Requirement:
Output the material word for word. Leave each picture out.

>>

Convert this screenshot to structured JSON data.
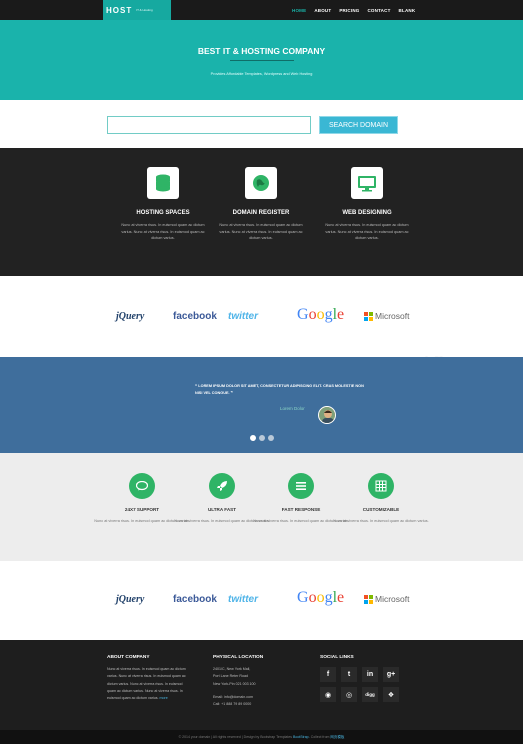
{
  "colors": {
    "accent": "#1ab3ab",
    "dark": "#222222",
    "blue_band": "#3f6e9c",
    "green_icon": "#2fb466",
    "search_btn": "#3ab7d4"
  },
  "nav": {
    "logo": "HOST",
    "logo_tagline": "IT & Hosting",
    "items": [
      {
        "label": "HOME",
        "active": true
      },
      {
        "label": "ABOUT"
      },
      {
        "label": "PRICING"
      },
      {
        "label": "CONTACT"
      },
      {
        "label": "BLANK"
      }
    ]
  },
  "hero": {
    "title": "BEST IT & HOSTING COMPANY",
    "subtitle": "Provides Affordable Templates, Wordpress and Web Hosting"
  },
  "search": {
    "placeholder": "",
    "button": "SEARCH DOMAIN"
  },
  "services": [
    {
      "icon": "database-icon",
      "title": "HOSTING SPACES",
      "text": "Nunc at viverra risus. In euismod quam ac dictum varius. Nunc at viverra risus. In euismod quam ac dictum varius."
    },
    {
      "icon": "globe-icon",
      "title": "DOMAIN REGISTER",
      "text": "Nunc at viverra risus. In euismod quam ac dictum varius. Nunc at viverra risus. In euismod quam ac dictum varius."
    },
    {
      "icon": "monitor-icon",
      "title": "WEB DESIGNING",
      "text": "Nunc at viverra risus. In euismod quam ac dictum varius. Nunc at viverra risus. In euismod quam ac dictum varius."
    }
  ],
  "brands": [
    "jQuery",
    "facebook",
    "twitter",
    "Google",
    "Microsoft"
  ],
  "testimonial": {
    "quote": "LOREM IPSUM DOLOR SIT AMET, CONSECTETUR ADIPISCING ELIT. CRAS MOLESTIE NON NISI VEL CONGUE.",
    "name": "Lorem Dolor"
  },
  "features": [
    {
      "icon": "chat-icon",
      "title": "24X7 SUPPORT",
      "text": "Nunc at viverra risus. In euismod quam ac dictum varius."
    },
    {
      "icon": "rocket-icon",
      "title": "ULTRA FAST",
      "text": "Nunc at viverra risus. In euismod quam ac dictum varius."
    },
    {
      "icon": "list-icon",
      "title": "FAST RESPONSE",
      "text": "Nunc at viverra risus. In euismod quam ac dictum varius."
    },
    {
      "icon": "grid-icon",
      "title": "CUSTOMIZABLE",
      "text": "Nunc at viverra risus. In euismod quam ac dictum varius."
    }
  ],
  "footer": {
    "about_title": "ABOUT COMPANY",
    "about_text": "Nunc at viverra risus. In euismod quam ac dictum varius. Nunc at viverra risus. In euismod quam ac dictum varius. Nunc at viverra risus. In euismod quam ac dictum varius. Nunc at viverra risus. In euismod quam ac dictum varius.",
    "about_more": "more",
    "location_title": "PHYSICAL LOCATION",
    "location_lines": [
      "2401/C, New York Mall,",
      "Port Lane Reter Road",
      "New York-Pin 021 003 100"
    ],
    "email": "Email: info@domain.com",
    "call": "Call: +1 888 79 89 0000",
    "social_title": "SOCIAL LINKS",
    "social": [
      "facebook-icon",
      "twitter-icon",
      "linkedin-icon",
      "google-plus-icon",
      "github-icon",
      "dribbble-icon",
      "digg-icon",
      "dropbox-icon"
    ],
    "social_glyphs": [
      "f",
      "t",
      "in",
      "g+",
      "◉",
      "◎",
      "digg",
      "❖"
    ]
  },
  "copyright": {
    "text": "© 2014 your domain | All rights reserved | Design by Bootstrap Templates",
    "link": "BootStrap",
    "trail": " - Collect from",
    "link2": "网页模板"
  }
}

<<

Task response:
Convert this screenshot to structured JSON data.
{
  "colors": {
    "accent": "#1ab3ab",
    "dark": "#222222",
    "blue_band": "#3f6e9c",
    "green_icon": "#2fb466",
    "search_btn": "#3ab7d4"
  },
  "nav": {
    "logo": "HOST",
    "logo_tagline": "IT & Hosting",
    "items": [
      {
        "label": "HOME",
        "active": true
      },
      {
        "label": "ABOUT"
      },
      {
        "label": "PRICING"
      },
      {
        "label": "CONTACT"
      },
      {
        "label": "BLANK"
      }
    ]
  },
  "hero": {
    "title": "BEST IT & HOSTING COMPANY",
    "subtitle": "Provides Affordable Templates, Wordpress and Web Hosting"
  },
  "search": {
    "placeholder": "",
    "button": "SEARCH DOMAIN"
  },
  "services": [
    {
      "icon": "database-icon",
      "title": "HOSTING SPACES",
      "text": "Nunc at viverra risus. In euismod quam ac dictum varius. Nunc at viverra risus. In euismod quam ac dictum varius."
    },
    {
      "icon": "globe-icon",
      "title": "DOMAIN REGISTER",
      "text": "Nunc at viverra risus. In euismod quam ac dictum varius. Nunc at viverra risus. In euismod quam ac dictum varius."
    },
    {
      "icon": "monitor-icon",
      "title": "WEB DESIGNING",
      "text": "Nunc at viverra risus. In euismod quam ac dictum varius. Nunc at viverra risus. In euismod quam ac dictum varius."
    }
  ],
  "brands": [
    "jQuery",
    "facebook",
    "twitter",
    "Google",
    "Microsoft"
  ],
  "testimonial": {
    "quote": "LOREM IPSUM DOLOR SIT AMET, CONSECTETUR ADIPISCING ELIT. CRAS MOLESTIE NON NISI VEL CONGUE.",
    "name": "Lorem Dolor"
  },
  "features": [
    {
      "icon": "chat-icon",
      "title": "24X7 SUPPORT",
      "text": "Nunc at viverra risus. In euismod quam ac dictum varius."
    },
    {
      "icon": "rocket-icon",
      "title": "ULTRA FAST",
      "text": "Nunc at viverra risus. In euismod quam ac dictum varius."
    },
    {
      "icon": "list-icon",
      "title": "FAST RESPONSE",
      "text": "Nunc at viverra risus. In euismod quam ac dictum varius."
    },
    {
      "icon": "grid-icon",
      "title": "CUSTOMIZABLE",
      "text": "Nunc at viverra risus. In euismod quam ac dictum varius."
    }
  ],
  "footer": {
    "about_title": "ABOUT COMPANY",
    "about_text": "Nunc at viverra risus. In euismod quam ac dictum varius. Nunc at viverra risus. In euismod quam ac dictum varius. Nunc at viverra risus. In euismod quam ac dictum varius. Nunc at viverra risus. In euismod quam ac dictum varius.",
    "about_more": "more",
    "location_title": "PHYSICAL LOCATION",
    "location_lines": [
      "2401/C, New York Mall,",
      "Port Lane Reter Road",
      "New York-Pin 021 003 100"
    ],
    "email": "Email: info@domain.com",
    "call": "Call: +1 888 79 89 0000",
    "social_title": "SOCIAL LINKS",
    "social": [
      "facebook-icon",
      "twitter-icon",
      "linkedin-icon",
      "google-plus-icon",
      "github-icon",
      "dribbble-icon",
      "digg-icon",
      "dropbox-icon"
    ],
    "social_glyphs": [
      "f",
      "t",
      "in",
      "g+",
      "◉",
      "◎",
      "digg",
      "❖"
    ]
  },
  "copyright": {
    "text": "© 2014 your domain | All rights reserved | Design by Bootstrap Templates",
    "link": "BootStrap",
    "trail": " - Collect from",
    "link2": "网页模板"
  }
}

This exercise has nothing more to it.